Bounding box entries
--------------------

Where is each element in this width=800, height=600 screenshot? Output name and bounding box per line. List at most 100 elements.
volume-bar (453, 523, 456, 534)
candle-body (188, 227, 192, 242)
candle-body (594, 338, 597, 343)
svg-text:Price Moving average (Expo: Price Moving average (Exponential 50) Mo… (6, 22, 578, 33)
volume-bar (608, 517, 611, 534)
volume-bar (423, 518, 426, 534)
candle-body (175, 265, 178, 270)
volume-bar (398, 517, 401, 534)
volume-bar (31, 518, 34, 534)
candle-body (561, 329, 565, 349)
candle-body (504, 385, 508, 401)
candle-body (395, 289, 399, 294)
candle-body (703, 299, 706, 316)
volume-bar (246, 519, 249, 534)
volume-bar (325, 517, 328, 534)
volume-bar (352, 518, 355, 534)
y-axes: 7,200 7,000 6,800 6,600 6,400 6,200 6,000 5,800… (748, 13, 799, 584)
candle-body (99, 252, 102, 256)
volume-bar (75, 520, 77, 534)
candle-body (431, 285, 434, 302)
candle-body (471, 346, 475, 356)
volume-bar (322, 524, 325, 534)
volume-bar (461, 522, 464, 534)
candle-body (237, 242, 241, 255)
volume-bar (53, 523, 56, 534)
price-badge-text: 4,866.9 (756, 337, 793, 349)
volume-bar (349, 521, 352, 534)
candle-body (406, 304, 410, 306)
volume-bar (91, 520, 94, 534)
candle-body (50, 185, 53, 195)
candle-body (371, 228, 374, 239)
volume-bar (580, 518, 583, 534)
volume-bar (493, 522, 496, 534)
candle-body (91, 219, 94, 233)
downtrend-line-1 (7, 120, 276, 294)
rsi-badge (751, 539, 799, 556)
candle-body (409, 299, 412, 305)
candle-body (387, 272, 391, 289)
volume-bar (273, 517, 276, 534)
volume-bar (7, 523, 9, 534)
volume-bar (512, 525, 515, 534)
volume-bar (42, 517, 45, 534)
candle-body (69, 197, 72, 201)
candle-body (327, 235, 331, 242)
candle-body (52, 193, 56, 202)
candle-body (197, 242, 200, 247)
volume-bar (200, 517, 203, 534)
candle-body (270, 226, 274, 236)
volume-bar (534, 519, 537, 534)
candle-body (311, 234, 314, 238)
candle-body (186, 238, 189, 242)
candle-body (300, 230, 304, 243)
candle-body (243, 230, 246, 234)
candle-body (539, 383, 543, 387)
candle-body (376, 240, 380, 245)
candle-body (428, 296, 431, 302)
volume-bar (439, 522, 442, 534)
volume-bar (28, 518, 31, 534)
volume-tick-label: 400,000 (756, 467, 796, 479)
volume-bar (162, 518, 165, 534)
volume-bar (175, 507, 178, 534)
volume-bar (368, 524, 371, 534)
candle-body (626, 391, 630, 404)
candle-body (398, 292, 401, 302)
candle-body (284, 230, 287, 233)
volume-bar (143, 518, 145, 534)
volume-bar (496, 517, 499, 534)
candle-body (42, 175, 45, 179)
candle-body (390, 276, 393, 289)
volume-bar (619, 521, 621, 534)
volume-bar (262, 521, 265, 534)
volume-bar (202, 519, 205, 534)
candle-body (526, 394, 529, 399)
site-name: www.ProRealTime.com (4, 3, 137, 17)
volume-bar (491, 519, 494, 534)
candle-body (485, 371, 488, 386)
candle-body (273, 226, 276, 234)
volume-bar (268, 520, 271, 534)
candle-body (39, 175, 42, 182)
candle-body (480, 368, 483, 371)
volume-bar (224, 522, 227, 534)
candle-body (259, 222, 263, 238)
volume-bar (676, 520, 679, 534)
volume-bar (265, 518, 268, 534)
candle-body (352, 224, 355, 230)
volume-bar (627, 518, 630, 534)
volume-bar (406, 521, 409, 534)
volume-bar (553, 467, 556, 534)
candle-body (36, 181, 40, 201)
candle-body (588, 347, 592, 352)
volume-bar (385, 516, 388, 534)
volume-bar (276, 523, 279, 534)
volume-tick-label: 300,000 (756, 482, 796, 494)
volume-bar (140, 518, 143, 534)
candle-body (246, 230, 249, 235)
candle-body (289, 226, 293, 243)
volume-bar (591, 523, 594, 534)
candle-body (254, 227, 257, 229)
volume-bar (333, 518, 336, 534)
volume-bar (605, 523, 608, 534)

--------------------

THE TASK: Which lines of the material above contain the string "name"? Gather every such line in full, treating uppercase and lowercase letters as different.

EXERCISE RESULT:
Where is each element in this width=800, height=600 screenshot? Output name and bounding box per line. List at most 100 elements.
site-name: www.ProRealTime.com (4, 3, 137, 17)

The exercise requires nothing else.